Scan the records and identify every line in which the string "marker" occurs, then return those lines.

- A run of records:

——————————

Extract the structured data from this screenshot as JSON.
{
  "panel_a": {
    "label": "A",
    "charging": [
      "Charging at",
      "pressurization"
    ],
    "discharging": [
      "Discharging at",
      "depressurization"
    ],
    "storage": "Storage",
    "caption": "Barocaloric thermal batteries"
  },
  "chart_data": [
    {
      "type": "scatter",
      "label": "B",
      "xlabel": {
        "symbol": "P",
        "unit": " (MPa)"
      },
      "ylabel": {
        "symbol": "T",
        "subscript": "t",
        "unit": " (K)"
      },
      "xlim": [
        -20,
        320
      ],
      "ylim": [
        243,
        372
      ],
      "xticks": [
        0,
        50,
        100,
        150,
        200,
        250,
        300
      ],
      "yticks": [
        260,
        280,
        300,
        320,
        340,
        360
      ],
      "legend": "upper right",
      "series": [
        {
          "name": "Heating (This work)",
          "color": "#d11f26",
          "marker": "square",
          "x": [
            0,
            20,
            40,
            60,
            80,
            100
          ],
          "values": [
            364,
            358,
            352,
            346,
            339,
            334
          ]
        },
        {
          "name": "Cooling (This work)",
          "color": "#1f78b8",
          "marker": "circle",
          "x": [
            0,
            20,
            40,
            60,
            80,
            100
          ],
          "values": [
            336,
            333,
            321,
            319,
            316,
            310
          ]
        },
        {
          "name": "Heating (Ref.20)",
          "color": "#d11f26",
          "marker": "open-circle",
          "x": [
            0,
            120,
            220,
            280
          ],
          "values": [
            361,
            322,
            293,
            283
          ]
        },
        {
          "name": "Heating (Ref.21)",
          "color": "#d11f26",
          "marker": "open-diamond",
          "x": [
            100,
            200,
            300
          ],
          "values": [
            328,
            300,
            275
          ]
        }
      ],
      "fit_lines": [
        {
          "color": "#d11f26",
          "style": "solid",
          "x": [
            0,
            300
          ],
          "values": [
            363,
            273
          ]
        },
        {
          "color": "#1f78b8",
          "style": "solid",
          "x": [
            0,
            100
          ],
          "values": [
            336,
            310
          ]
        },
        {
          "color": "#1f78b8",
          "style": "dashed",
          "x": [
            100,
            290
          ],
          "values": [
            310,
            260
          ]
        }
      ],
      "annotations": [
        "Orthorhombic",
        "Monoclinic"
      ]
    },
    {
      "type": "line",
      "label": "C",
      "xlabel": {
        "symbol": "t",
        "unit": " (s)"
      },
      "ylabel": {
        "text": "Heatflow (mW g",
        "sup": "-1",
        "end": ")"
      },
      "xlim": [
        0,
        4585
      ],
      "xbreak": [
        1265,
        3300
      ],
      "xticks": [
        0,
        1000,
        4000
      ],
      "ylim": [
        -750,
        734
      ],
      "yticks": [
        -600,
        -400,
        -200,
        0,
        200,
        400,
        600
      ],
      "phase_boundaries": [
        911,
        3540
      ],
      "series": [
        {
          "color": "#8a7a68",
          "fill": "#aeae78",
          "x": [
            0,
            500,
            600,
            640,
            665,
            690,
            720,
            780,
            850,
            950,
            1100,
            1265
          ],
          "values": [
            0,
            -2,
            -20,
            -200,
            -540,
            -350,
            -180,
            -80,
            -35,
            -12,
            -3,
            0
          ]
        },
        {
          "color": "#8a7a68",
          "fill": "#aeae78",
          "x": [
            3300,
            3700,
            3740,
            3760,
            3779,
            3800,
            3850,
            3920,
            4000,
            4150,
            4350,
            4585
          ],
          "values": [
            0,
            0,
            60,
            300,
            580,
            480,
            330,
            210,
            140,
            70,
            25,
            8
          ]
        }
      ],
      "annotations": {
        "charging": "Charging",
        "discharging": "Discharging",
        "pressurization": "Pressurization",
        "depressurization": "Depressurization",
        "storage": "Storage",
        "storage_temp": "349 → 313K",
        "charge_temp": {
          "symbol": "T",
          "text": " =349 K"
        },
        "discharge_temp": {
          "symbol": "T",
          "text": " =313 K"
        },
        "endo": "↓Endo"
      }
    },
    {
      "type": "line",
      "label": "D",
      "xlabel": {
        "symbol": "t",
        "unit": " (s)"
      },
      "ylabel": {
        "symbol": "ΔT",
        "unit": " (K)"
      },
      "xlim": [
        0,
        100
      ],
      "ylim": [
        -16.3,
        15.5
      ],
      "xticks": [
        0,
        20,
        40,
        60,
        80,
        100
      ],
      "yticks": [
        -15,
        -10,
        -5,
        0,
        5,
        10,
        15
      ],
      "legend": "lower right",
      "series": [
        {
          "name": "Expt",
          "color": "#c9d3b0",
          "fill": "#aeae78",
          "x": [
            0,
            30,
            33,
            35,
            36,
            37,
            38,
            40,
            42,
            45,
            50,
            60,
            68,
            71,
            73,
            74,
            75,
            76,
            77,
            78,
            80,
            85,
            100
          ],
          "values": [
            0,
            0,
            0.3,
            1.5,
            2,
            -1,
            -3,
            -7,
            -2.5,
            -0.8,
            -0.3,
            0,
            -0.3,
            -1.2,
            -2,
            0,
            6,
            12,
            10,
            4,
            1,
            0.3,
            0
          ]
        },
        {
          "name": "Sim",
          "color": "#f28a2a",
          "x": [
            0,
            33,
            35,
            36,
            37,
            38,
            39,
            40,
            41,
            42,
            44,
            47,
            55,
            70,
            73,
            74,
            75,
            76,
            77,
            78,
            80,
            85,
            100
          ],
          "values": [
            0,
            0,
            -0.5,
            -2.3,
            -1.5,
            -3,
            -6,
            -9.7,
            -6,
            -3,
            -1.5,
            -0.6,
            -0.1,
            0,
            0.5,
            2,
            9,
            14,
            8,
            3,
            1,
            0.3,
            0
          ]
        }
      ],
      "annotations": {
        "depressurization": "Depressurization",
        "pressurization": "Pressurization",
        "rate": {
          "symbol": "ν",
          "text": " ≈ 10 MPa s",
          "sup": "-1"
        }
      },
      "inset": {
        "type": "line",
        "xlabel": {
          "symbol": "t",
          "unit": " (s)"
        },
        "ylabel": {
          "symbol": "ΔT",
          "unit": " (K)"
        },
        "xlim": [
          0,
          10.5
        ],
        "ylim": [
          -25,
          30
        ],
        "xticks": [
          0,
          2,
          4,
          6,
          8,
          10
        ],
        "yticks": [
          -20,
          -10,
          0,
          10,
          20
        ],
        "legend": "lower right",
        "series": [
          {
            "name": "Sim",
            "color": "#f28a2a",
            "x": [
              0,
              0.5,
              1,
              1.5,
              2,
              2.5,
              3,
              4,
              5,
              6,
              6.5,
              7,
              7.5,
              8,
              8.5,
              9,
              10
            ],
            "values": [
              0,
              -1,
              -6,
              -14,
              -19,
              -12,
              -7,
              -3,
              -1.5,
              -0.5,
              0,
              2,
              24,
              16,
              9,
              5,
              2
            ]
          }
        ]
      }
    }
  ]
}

——————————

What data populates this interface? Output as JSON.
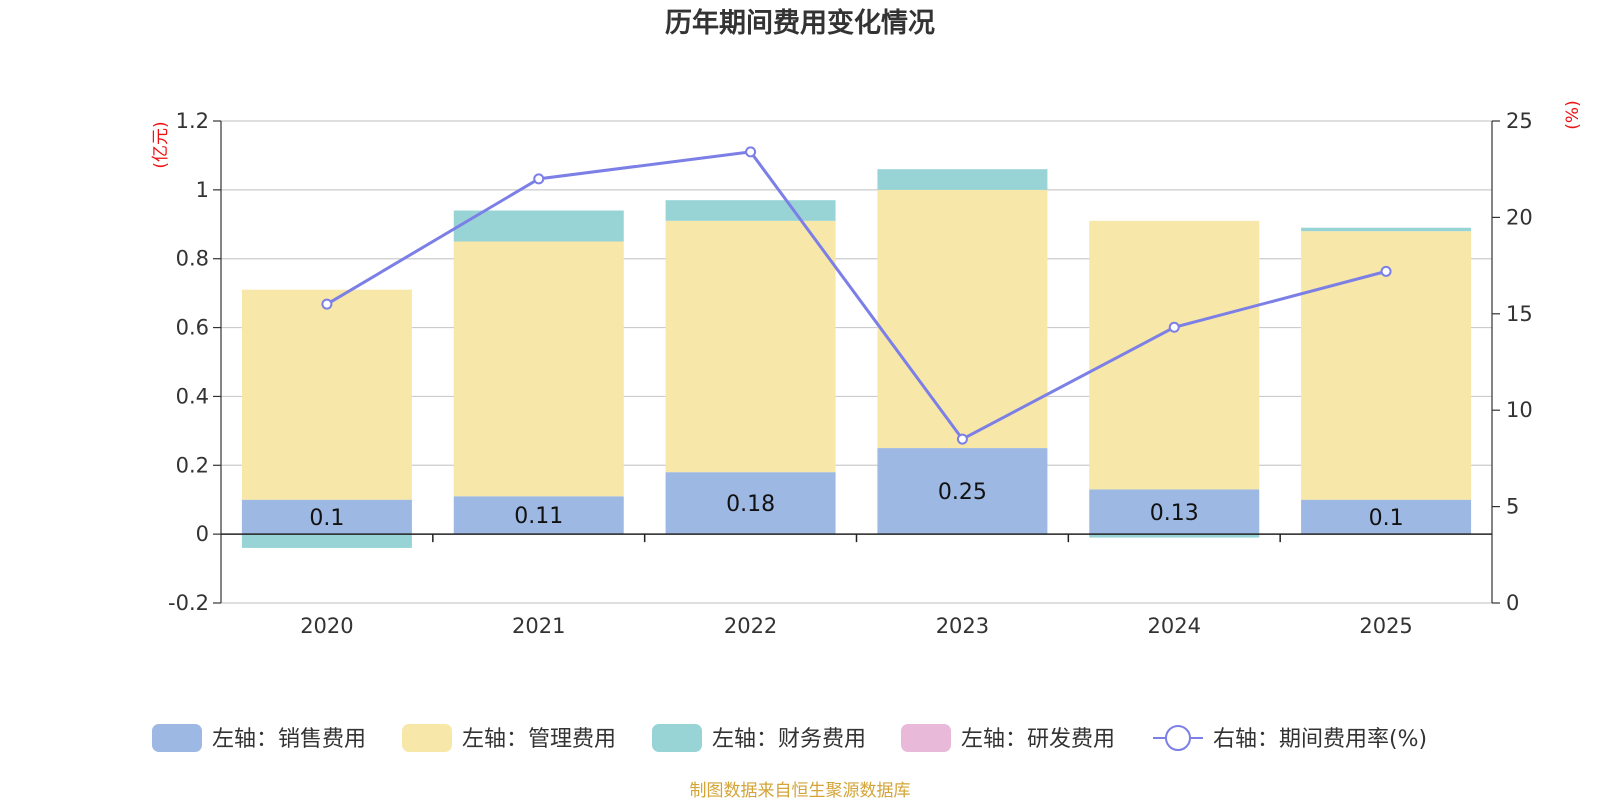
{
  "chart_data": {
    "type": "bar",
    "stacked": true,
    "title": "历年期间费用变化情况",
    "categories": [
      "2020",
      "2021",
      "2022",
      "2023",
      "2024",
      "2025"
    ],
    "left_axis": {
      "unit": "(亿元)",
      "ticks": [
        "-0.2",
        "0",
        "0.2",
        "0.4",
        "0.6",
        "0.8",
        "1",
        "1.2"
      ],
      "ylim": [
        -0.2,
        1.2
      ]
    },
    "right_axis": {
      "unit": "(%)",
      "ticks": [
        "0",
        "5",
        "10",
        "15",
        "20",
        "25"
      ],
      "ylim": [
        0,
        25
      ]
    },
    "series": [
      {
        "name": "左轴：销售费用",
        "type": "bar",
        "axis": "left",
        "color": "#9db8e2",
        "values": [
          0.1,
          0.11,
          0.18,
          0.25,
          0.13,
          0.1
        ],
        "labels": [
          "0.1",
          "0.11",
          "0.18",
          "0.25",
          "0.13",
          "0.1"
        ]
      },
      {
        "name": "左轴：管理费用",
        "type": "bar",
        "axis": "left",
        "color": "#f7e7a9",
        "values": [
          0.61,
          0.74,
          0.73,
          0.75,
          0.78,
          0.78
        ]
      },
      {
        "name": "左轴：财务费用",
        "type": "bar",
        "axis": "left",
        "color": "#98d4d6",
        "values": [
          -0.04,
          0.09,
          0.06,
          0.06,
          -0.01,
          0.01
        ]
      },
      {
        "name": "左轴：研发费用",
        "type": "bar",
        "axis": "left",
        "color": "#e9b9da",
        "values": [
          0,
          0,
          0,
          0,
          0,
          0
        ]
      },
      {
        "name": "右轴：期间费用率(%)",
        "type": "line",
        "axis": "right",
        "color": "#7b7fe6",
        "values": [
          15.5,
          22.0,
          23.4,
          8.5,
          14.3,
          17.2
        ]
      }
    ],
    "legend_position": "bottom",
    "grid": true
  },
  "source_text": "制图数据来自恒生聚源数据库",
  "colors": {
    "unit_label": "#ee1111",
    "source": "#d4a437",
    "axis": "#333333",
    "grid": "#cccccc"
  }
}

——————————

- RESPONSE FOR THIS EXERCISE:
          "marker": "square",
          "marker": "circle",
          "marker": "open-circle",
          "marker": "open-diamond",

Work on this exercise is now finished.